[Supplied passage Boundary: Start]

The Quarantine Stream: 'Fruits Basket' Is A Wholesome Slice-Of-Life Anime That Is A Treat For The Eyes And The Heart
(Welcome to The Quarantine Stream, a new series where the /Film team shares what they've been watching while social distancing during the COVID-19 pandemic.)The Series: Fruits Basket (2019)Where You Can Stream It: Crunchyroll (with subtitles), Hulu (dubbed in English)The Pitch: Recently orphaned high school teenager Tohru Honda finds herself living in a house with her handsome classmate Yuki Sohma and his two cousins — Yuki's hot-headed rival Kyo, and the group's de facto guardian, Shigure. But she soon discovers that Yuki's family harbors a strange secret: they're cursed to transform into an animal of the Chinese zodiac when hugged by a member of the opposite sex. Tohru quickly becomes entangled in the Sohma family's lives and, through her cheery disposition and unflagging kindness, begins to change the embittered family members' lives for the better.Why It's Essential Quarantine Viewing: Getting over the wacky romantic-comedy premise of this series is always the biggest hurdle for anyone starting Fruits Basket. The idea of several hot men who transform into cute animals living under the same roof of a naive girl has led many to miscategorize Fruits Basket as a reverse harem anime — a trope that describes a fluffy romance between one girl and her many varied suitors. But I promise you that this somewhat silly premise gives way to a sensitive and moving slice-of-life series that manages to profoundly examine depression, alienation, abuse, and the healing power of love.

[Supplied passage Boundary: End]
[Available data Boundary: Start]

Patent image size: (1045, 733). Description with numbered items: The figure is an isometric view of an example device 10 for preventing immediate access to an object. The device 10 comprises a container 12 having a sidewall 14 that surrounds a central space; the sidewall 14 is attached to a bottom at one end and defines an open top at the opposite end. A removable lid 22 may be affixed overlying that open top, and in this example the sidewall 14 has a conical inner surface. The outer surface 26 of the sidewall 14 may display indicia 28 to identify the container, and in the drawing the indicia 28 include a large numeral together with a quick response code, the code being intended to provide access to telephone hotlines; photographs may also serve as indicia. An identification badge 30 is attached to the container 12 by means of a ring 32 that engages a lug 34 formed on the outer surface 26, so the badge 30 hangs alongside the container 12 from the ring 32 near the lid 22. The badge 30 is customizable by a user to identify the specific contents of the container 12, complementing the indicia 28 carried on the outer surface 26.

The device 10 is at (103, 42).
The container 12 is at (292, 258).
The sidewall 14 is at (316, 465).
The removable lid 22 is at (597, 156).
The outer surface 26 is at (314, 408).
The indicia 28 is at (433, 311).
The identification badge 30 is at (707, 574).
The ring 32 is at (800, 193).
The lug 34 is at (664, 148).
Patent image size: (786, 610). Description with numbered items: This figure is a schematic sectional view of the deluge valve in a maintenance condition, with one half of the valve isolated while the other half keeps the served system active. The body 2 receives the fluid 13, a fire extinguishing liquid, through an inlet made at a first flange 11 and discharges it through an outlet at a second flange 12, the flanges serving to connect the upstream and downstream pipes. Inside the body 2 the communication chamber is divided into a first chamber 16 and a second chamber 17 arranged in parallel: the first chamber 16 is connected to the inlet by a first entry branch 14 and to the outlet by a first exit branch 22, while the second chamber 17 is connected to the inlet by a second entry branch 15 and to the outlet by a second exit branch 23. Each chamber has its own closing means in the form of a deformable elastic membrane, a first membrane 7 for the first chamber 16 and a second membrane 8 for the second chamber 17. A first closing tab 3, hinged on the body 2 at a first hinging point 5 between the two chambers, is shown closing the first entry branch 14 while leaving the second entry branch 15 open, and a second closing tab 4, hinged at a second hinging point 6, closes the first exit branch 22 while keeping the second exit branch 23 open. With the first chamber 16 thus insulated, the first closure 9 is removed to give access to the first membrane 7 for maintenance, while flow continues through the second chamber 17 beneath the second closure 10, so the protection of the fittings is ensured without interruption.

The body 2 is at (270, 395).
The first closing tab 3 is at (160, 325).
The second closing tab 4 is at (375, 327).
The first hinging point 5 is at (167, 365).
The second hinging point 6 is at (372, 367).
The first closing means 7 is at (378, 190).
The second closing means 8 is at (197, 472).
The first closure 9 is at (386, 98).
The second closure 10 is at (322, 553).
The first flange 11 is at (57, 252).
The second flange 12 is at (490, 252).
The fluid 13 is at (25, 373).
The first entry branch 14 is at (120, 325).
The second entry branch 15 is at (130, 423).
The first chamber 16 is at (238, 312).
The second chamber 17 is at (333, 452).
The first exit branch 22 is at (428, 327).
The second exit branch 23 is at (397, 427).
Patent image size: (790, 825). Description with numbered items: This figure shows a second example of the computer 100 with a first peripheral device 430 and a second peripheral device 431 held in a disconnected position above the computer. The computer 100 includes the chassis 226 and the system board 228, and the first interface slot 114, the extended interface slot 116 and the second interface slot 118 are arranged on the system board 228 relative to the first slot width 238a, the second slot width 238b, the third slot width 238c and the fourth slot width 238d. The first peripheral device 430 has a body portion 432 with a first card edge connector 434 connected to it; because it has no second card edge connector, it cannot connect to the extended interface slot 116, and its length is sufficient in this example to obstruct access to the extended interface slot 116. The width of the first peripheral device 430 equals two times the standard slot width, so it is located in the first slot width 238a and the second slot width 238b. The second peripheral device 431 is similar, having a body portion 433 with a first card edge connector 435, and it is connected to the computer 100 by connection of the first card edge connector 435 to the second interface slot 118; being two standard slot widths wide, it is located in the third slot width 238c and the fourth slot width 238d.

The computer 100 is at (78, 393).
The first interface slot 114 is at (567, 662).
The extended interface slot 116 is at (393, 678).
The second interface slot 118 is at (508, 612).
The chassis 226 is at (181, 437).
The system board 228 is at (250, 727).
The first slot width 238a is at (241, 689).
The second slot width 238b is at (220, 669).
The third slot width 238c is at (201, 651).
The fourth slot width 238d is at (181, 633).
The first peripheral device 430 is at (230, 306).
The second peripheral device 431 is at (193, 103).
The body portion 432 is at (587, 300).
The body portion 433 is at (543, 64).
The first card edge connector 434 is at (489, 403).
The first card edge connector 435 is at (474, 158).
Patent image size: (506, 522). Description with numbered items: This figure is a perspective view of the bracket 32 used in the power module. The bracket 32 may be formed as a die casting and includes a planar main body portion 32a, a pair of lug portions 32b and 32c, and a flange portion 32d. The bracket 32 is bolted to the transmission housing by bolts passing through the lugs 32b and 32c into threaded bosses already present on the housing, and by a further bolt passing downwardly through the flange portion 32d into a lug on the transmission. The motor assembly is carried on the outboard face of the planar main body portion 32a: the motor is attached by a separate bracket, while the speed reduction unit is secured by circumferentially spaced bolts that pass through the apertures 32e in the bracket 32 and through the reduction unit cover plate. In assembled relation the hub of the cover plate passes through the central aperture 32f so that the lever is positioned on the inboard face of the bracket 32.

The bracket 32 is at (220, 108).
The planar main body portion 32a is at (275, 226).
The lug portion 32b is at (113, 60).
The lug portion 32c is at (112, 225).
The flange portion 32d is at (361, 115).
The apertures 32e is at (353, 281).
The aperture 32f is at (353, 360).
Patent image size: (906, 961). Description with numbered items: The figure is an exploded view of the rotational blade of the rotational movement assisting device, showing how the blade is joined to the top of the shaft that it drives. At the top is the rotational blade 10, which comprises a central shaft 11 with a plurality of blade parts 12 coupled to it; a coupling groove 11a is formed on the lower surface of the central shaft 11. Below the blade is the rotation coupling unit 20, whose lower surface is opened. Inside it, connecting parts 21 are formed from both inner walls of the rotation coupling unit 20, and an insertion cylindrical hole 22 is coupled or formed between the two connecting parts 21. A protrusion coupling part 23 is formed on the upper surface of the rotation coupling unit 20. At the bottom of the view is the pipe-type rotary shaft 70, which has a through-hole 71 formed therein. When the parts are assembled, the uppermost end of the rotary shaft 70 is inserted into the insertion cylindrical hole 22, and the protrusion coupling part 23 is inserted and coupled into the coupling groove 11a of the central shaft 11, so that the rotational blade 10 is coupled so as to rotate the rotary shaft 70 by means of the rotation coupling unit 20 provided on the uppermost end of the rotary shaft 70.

[Available data Boundary: End]

▶ [Work instruction]
For each statement, say yes or no depending on whether the Fruits Basket review agrees with it, and quote the words from the review that settle it. 1. Hulu offers the series dubbed in English. 2. Kyo is Yuki's younger brother. 3. The Sohma family members turn into animals when anyone hugs them. The saved lines have nothing to do with this.

▶ [Response to this task]
1. Yes: "Hulu (dubbed in English)"
2. No: "his two cousins — Yuki's hot-headed rival Kyo"
3. No: "when hugged by a member of the opposite sex"